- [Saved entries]
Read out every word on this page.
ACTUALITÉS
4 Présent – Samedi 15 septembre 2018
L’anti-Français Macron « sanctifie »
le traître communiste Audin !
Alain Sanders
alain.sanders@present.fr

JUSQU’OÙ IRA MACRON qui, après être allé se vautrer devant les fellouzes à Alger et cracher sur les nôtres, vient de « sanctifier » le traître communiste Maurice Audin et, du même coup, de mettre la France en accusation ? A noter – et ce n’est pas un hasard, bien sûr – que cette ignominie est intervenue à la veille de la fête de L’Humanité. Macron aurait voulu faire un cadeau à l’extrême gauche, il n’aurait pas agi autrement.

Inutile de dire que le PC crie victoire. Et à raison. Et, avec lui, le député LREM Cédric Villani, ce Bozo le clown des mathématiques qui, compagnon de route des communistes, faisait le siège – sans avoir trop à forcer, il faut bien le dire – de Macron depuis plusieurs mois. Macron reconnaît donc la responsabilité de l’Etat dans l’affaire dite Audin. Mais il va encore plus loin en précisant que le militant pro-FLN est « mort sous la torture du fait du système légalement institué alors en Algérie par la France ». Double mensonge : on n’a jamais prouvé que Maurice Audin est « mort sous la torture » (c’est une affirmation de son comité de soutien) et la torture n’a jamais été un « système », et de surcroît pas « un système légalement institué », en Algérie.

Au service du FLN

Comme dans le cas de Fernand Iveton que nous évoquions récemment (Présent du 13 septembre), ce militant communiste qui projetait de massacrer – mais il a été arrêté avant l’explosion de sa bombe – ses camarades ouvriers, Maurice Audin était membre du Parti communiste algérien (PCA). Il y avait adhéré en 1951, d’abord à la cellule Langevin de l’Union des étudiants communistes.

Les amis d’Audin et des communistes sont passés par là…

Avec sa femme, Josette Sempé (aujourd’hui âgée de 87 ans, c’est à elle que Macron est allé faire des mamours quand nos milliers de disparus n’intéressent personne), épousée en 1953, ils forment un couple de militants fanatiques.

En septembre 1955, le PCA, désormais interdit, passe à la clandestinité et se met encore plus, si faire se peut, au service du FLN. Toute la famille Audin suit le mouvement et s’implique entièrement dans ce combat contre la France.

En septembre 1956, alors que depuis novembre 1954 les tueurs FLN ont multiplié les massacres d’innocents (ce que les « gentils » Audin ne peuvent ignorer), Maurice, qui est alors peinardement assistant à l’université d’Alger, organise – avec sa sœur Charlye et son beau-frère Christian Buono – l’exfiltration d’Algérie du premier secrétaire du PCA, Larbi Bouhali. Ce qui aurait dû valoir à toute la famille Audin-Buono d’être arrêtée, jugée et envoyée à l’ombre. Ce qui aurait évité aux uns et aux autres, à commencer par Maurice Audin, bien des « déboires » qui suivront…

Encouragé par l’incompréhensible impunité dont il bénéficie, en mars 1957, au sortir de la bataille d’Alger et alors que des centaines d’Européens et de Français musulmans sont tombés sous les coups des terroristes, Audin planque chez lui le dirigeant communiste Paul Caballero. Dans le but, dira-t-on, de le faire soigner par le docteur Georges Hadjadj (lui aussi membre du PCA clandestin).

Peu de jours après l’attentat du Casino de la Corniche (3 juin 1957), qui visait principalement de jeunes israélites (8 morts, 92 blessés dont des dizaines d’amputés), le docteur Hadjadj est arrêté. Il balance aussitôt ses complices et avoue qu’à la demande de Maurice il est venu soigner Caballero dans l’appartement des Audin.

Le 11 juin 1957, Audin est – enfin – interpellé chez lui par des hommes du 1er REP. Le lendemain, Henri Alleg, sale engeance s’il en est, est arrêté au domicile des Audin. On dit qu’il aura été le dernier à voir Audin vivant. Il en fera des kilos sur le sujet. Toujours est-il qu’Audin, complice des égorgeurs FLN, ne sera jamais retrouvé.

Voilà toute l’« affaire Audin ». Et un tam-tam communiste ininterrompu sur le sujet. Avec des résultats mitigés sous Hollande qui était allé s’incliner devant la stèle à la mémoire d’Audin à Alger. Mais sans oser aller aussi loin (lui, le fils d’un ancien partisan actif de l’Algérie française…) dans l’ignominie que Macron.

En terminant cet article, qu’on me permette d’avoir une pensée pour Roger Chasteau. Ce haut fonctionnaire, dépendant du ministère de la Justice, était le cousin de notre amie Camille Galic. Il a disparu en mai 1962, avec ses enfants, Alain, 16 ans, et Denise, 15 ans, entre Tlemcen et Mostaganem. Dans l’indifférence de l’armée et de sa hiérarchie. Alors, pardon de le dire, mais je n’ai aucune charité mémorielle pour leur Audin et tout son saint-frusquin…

- [Problem requirements]
Return each line of the data that contains the string "service".

- [Exercise result]
Au service du FLN
En septembre 1955, le PCA, désormais interdit, passe à la clandestinité et se met encore plus, si faire se peut, au service du FLN. Toute la famille Audin suit le mouvement et s’implique entièrement dans ce combat contre la France.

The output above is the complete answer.